** Start TASK INPUTS **
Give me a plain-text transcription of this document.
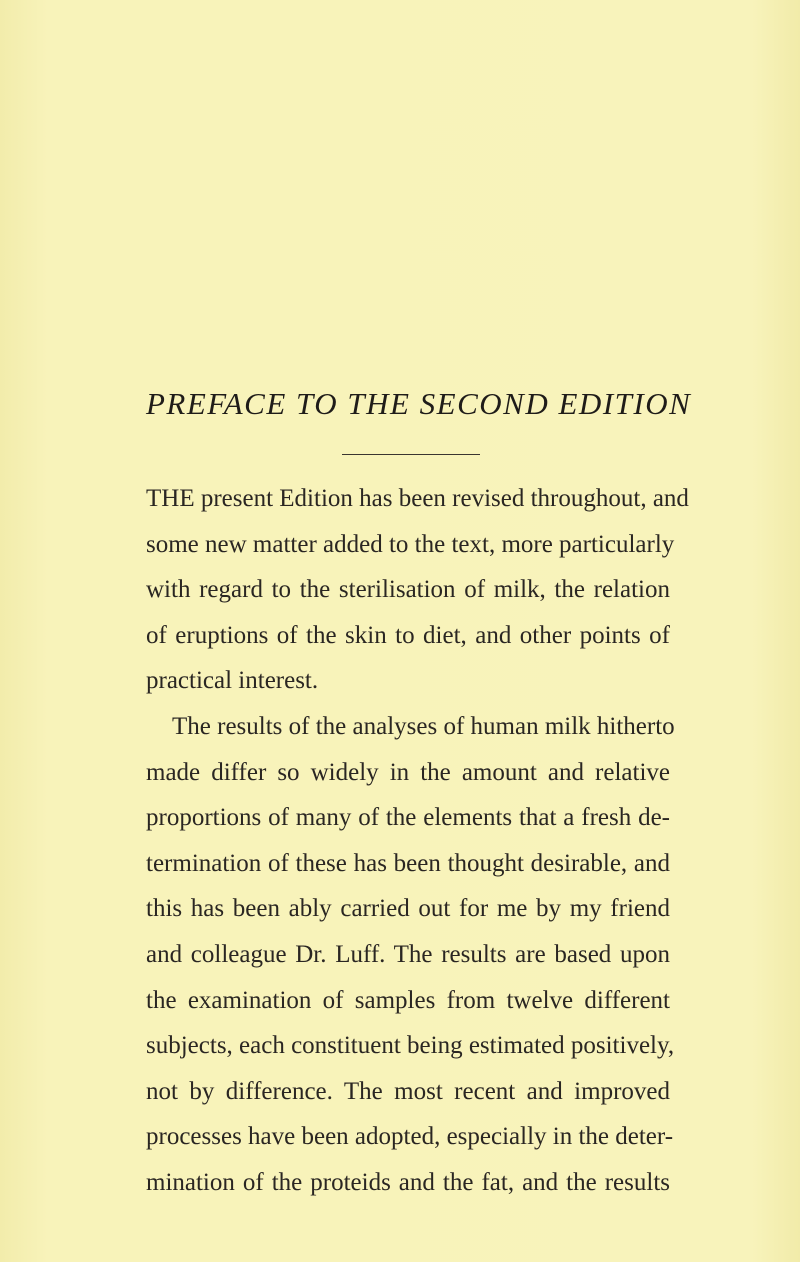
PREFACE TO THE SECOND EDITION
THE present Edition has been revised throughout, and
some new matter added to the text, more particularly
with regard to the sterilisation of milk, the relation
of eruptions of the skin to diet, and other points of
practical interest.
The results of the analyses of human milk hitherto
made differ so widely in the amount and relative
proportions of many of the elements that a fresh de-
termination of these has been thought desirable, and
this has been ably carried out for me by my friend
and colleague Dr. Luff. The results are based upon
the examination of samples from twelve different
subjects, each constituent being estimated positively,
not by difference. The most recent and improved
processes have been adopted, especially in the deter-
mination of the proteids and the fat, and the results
** End TASK INPUTS **
** Start TASK INPUTS **
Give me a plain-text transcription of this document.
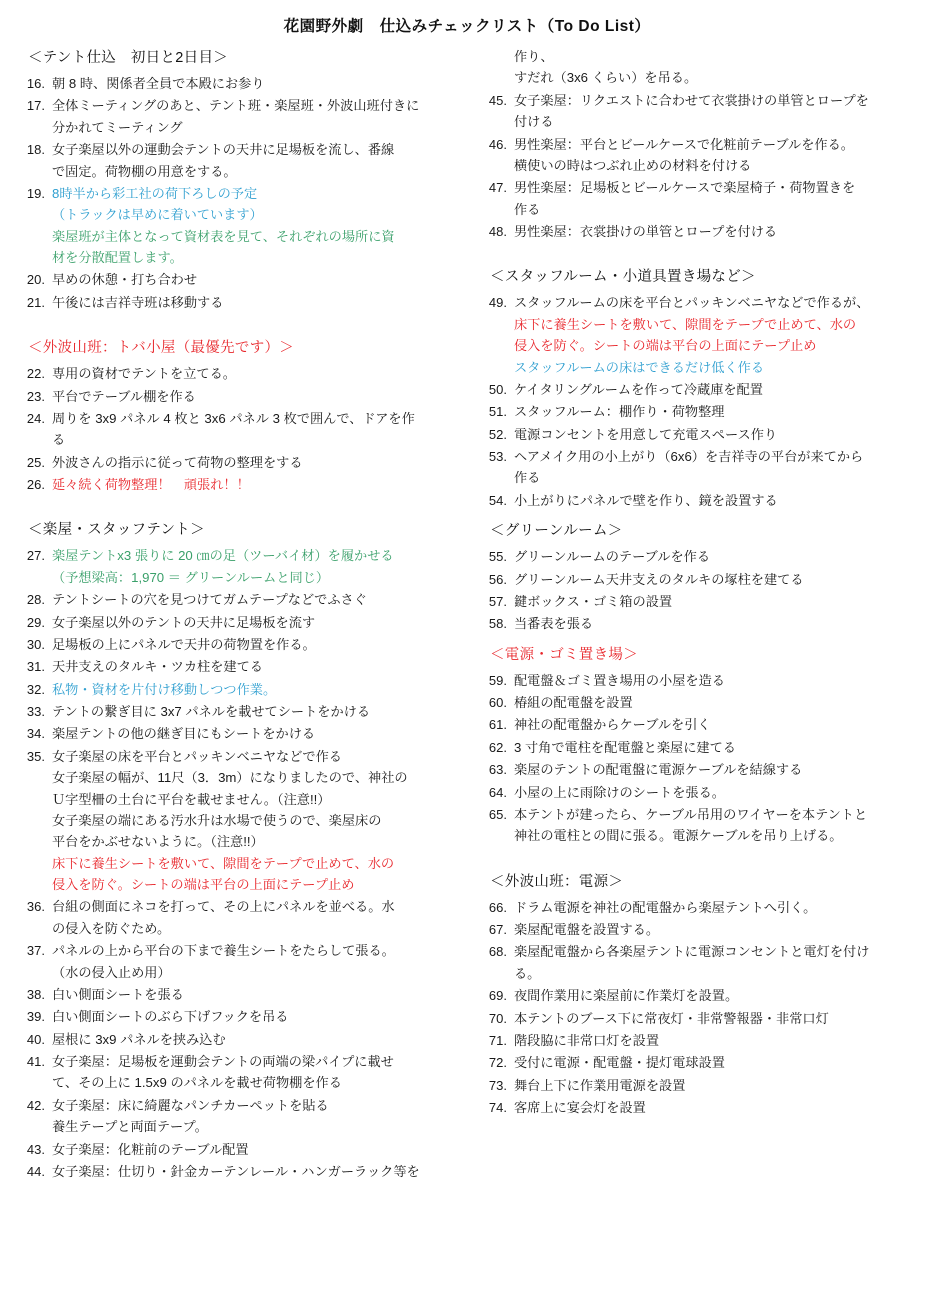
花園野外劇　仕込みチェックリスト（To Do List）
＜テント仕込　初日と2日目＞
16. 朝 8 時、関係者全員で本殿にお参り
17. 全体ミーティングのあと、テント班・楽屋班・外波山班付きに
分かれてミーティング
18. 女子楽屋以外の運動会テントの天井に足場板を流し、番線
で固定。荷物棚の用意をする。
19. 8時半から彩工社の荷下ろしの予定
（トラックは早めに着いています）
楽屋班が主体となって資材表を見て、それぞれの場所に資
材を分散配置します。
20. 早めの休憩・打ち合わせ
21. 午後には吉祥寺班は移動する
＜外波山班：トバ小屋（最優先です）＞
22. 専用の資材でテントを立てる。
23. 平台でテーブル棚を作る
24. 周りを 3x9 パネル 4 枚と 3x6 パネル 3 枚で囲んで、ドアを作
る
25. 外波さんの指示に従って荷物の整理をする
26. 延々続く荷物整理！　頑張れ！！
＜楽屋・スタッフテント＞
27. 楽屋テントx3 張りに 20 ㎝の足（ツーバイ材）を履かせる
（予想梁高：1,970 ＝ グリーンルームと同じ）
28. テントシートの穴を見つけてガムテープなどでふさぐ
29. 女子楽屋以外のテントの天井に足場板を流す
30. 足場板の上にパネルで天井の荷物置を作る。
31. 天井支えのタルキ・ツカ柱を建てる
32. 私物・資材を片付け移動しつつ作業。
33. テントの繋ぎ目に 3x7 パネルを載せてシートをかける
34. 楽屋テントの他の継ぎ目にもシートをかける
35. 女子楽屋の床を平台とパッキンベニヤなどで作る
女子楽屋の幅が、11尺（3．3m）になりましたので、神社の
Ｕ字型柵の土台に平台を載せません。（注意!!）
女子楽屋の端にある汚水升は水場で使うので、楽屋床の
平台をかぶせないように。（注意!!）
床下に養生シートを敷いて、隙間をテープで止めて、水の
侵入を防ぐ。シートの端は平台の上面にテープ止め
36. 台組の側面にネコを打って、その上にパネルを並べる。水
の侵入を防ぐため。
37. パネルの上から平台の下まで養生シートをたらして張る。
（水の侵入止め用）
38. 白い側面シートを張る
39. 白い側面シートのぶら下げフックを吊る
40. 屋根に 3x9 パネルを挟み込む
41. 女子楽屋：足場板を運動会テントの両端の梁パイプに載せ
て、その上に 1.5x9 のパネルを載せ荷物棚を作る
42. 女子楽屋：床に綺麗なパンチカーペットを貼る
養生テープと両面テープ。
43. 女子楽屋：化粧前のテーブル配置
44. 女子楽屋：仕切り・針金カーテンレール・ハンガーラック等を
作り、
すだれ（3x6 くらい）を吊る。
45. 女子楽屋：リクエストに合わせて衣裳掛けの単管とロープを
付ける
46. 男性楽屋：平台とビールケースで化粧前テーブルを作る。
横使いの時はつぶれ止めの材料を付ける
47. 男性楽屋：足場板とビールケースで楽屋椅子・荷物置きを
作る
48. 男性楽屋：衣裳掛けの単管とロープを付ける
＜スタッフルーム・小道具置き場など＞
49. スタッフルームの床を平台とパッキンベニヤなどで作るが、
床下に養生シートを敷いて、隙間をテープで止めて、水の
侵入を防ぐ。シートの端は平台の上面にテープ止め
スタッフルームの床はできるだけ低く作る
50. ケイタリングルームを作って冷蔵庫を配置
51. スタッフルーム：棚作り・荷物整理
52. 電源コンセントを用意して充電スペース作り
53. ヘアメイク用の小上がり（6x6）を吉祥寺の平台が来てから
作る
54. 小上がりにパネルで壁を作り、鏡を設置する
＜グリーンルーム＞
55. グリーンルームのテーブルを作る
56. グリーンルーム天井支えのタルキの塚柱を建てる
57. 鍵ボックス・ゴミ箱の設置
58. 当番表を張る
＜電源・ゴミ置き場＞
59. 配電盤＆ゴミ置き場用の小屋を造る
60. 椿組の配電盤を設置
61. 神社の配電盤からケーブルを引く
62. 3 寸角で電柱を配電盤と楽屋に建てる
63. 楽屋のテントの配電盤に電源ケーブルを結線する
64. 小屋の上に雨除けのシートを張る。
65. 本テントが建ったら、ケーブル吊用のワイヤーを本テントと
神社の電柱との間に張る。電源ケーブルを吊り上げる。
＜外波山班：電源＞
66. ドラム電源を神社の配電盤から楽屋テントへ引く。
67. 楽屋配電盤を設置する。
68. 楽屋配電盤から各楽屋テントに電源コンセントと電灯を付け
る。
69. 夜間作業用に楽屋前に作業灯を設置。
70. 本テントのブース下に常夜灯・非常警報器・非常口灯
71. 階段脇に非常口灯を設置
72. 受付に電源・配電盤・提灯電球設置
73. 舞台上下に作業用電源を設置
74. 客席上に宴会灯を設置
** End TASK INPUTS **
** Start TASK INPUTS **
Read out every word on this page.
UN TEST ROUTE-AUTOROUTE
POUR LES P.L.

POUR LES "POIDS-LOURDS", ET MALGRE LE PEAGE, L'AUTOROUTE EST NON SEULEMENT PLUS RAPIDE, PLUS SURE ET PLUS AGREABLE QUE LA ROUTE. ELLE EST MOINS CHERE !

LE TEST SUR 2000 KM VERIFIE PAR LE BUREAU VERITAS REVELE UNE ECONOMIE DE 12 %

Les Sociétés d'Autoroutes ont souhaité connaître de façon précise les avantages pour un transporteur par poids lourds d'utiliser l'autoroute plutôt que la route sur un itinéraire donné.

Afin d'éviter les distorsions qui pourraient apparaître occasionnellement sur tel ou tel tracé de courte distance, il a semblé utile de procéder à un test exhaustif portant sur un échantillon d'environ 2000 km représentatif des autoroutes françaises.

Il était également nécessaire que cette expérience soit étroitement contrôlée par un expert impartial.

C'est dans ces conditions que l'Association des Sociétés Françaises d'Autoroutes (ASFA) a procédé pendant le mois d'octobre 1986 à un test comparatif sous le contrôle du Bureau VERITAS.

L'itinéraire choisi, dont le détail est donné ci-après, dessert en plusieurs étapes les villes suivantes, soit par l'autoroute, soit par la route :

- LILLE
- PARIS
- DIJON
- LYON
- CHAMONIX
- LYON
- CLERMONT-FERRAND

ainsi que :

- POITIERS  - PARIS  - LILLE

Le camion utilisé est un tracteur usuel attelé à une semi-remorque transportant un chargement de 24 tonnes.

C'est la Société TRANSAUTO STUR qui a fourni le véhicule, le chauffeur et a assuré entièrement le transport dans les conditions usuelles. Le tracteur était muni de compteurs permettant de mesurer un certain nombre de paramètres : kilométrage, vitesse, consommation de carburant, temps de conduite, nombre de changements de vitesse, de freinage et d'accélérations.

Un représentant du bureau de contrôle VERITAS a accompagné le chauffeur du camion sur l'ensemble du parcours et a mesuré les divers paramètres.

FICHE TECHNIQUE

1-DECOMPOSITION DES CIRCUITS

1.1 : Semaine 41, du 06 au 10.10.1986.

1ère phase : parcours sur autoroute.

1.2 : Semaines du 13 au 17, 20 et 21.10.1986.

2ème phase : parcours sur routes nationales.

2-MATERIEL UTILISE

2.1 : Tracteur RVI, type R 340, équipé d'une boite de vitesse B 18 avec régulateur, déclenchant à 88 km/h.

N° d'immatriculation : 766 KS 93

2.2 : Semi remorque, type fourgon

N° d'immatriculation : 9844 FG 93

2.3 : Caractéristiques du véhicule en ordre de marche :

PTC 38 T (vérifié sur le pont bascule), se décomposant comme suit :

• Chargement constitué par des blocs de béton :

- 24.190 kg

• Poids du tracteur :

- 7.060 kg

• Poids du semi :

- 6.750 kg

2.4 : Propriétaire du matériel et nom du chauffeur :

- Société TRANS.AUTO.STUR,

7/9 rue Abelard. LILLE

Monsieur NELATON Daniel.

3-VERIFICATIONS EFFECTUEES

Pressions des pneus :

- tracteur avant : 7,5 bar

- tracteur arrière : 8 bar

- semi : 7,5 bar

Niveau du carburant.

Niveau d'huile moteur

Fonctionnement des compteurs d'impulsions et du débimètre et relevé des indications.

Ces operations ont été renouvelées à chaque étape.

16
** End TASK INPUTS **
• _TASK DESCRIPTION_: Check each line above for the string "LILLE", then copy the ones that have it.

• _OUTPUT OF THE EXERCISE_:
- LILLE
- POITIERS  - PARIS  - LILLE
7/9 rue Abelard. LILLE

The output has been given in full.